◆ TO DO
Each line containing the word "sicut" must be collected.

◆ INPUT DATA
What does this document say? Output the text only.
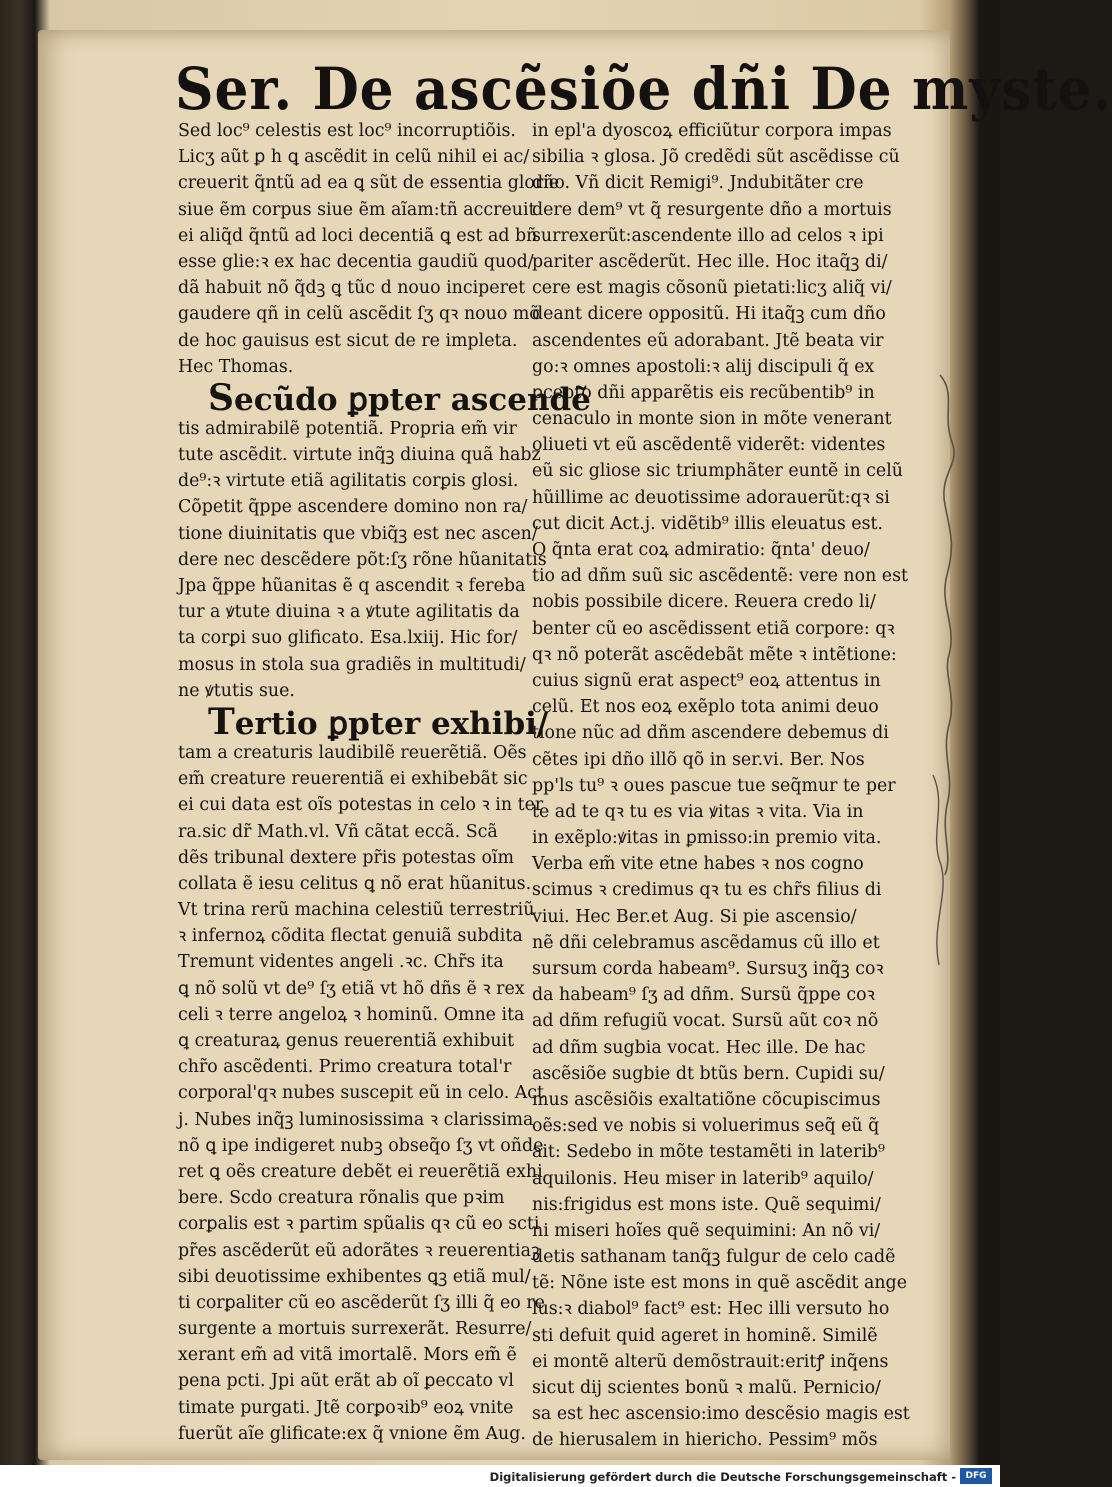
Ser. De ascẽsiõe dñi De myste.
Sed loc⁹ celestis est loc⁹ incorruptiõis.
Licʒ aũt ꝑ h ꝗ ascẽdit in celũ nihil ei ac/
creuerit q̃ntũ ad ea ꝗ sũt de essentia glorie
siue ẽm corpus siue ẽm aĩam:tñ accreuit
ei aliq̃d q̃ntũ ad loci decentiã ꝗ est ad bñ
esse glie:ꝛ ex hac decentia gaudiũ quod/
dã habuit nõ q̃dꝫ ꝗ tũc d nouo inciperet
gaudere qñ in celũ ascẽdit ſʒ qꝛ nouo mõ
de hoc gauisus est sicut de re impleta.
Hec Thomas.
Secũdo ꝑpter ascendẽ
tis admirabilẽ potentiã. Propria em̃ vir
tute ascẽdit. virtute inq̃ꝫ diuina quã habz
de⁹:ꝛ virtute etiã agilitatis corꝑis glosi.
Cõpetit q̃ppe ascendere domino non ra/
tione diuinitatis que vbiq̃ꝫ est nec ascen/
dere nec descẽdere põt:ſʒ rõne hũanitatis
Jpa q̃ppe hũanitas ẽ q ascendit ꝛ fereba
tur a ꝟtute diuina ꝛ a ꝟtute agilitatis da
ta corꝑi suo glificato. Esa.lxiij. Hic for/
mosus in stola sua gradiẽs in multitudi/
ne ꝟtutis sue.
Tertio ꝑpter exhibi/
tam a creaturis laudibilẽ reuerẽtiã. Oẽs
em̃ creature reuerentiã ei exhibebãt sic
ei cui data est oĩs potestas in celo ꝛ in ter
ra.sic dr̃ Math.vl. Vñ cãtat eccã. Scã
dẽs tribunal dextere pr̃is potestas oĩm
collata ẽ iesu celitus ꝗ nõ erat hũanitus.
Vt trina rerũ machina celestiũ terrestriũ
ꝛ infernoꝝ cõdita flectat genuiã subdita
Tremunt videntes angeli .ꝛc. Chr̃s ita
ꝗ nõ solũ vt de⁹ ſʒ etiã vt hõ dñs ẽ ꝛ rex
celi ꝛ terre angeloꝝ ꝛ hominũ. Omne ita
ꝗ creaturaꝝ genus reuerentiã exhibuit
chr̃o ascẽdenti. Primo creatura total'r
corporal'qꝛ nubes suscepit eũ in celo. Act
j. Nubes inq̃ꝫ luminosissima ꝛ clarissima
nõ ꝗ ipe indigeret nubꝫ obseq̃o ſʒ vt oñde
ret ꝗ oẽs creature debẽt ei reuerẽtiã exhi
bere. Scdo creatura rõnalis que pꝛim
corꝑalis est ꝛ partim spũalis qꝛ cũ eo scti
pr̃es ascẽderũt eũ adorãtes ꝛ reuerentiaꝫ
sibi deuotissime exhibentes ꝗꝫ etiã mul/
ti corꝑaliter cũ eo ascẽderũt ſʒ illi q̃ eo re
surgente a mortuis surrexerãt. Resurre/
xerant em̃ ad vitã imortalẽ. Mors em̃ ẽ
pena pcti. Jpi aũt erãt ab oĩ ꝑeccato vl
timate purgati. Jtẽ corꝑoꝛib⁹ eoꝝ vnite
fuerũt aĩe glificate:ex q̃ vnione ẽm Aug.
in epl'a dyoscoꝝ efficiũtur corpora impas
sibilia ꝛ glosa. Jõ credẽdi sũt ascẽdisse cũ
dño. Vñ dicit Remigi⁹. Jndubitãter cre
dere dem⁹ vt q̃ resurgente dño a mortuis
surrexerũt:ascendente illo ad celos ꝛ ipi
pariter ascẽderũt. Hec ille. Hoc itaq̃ꝫ di/
cere est magis cõsonũ pietati:licʒ aliq̃ vi/
deant dicere oppositũ. Hi itaq̃ꝫ cum dño
ascendentes eũ adorabant. Jtẽ beata vir
go:ꝛ omnes apostoli:ꝛ alij discipuli q̃ ex
ꝑcepto dñi apparẽtis eis recũbentib⁹ in
cenaculo in monte sion in mõte venerant
oliueti vt eũ ascẽdentẽ viderẽt: videntes
eũ sic gliose sic triumphãter euntẽ in celũ
hũillime ac deuotissime adorauerũt:qꝛ si
cut dicit Act.j. vidẽtib⁹ illis eleuatus est.
O q̃nta erat coꝝ admiratio: q̃nta' deuo/
tio ad dñm suũ sic ascẽdentẽ: vere non est
nobis possibile dicere. Reuera credo li/
benter cũ eo ascẽdissent etiã corpore: qꝛ
qꝛ nõ poterãt ascẽdebãt mẽte ꝛ intẽtione:
cuius signũ erat aspect⁹ eoꝝ attentus in
celũ. Et nos eoꝝ exẽplo tota animi deuo
tione nũc ad dñm ascendere debemus di
cẽtes ipi dño illõ qõ in ser.vi. Ber. Nos
pp'ls tu⁹ ꝛ oues pascue tue seq̃mur te per
te ad te qꝛ tu es via ꝟitas ꝛ vita. Via in
in exẽplo:ꝟitas in ꝑmisso:in premio vita.
Verba em̃ vite etne habes ꝛ nos cogno
scimus ꝛ credimus qꝛ tu es chr̃s filius di
viui. Hec Ber.et Aug. Si pie ascensio/
nẽ dñi celebramus ascẽdamus cũ illo et
sursum corda habeam⁹. Sursuʒ inq̃ꝫ coꝛ
da habeam⁹ ſʒ ad dñm. Sursũ q̃ppe coꝛ
ad dñm refugiũ vocat. Sursũ aũt coꝛ nõ
ad dñm sugbia vocat. Hec ille. De hac
ascẽsiõe sugbie dt btũs bern. Cupidi su/
mus ascẽsiõis exaltatiõne cõcupiscimus
oẽs:sed ve nobis si voluerimus seq̃ eũ q̃
ait: Sedebo in mõte testamẽti in laterib⁹
aquilonis. Heu miser in laterib⁹ aquilo/
nis:frigidus est mons iste. Quẽ sequimi/
ni miseri hoĩes quẽ sequimini: An nõ vi/
detis sathanam tanq̃ꝫ fulgur de celo cadẽ
tẽ: Nõne iste est mons in quẽ ascẽdit ange
lus:ꝛ diabol⁹ fact⁹ est: Hec illi versuto ho
sti defuit quid ageret in hominẽ. Similẽ
ei montẽ alterũ demõstrauit:eritꝭ inq̃ens
sicut dij scientes bonũ ꝛ malũ. Pernicio/
sa est hec ascensio:imo descẽsio magis est
de hierusalem in hiericho. Pessim⁹ mõs
Digitalisierung gefördert durch die Deutsche Forschungsgemeinschaft -	DFG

◆ EXERCISE RESPONSE
de hoc gauisus est sicut de re impleta.
sicut dij scientes bonũ ꝛ malũ. Pernicio/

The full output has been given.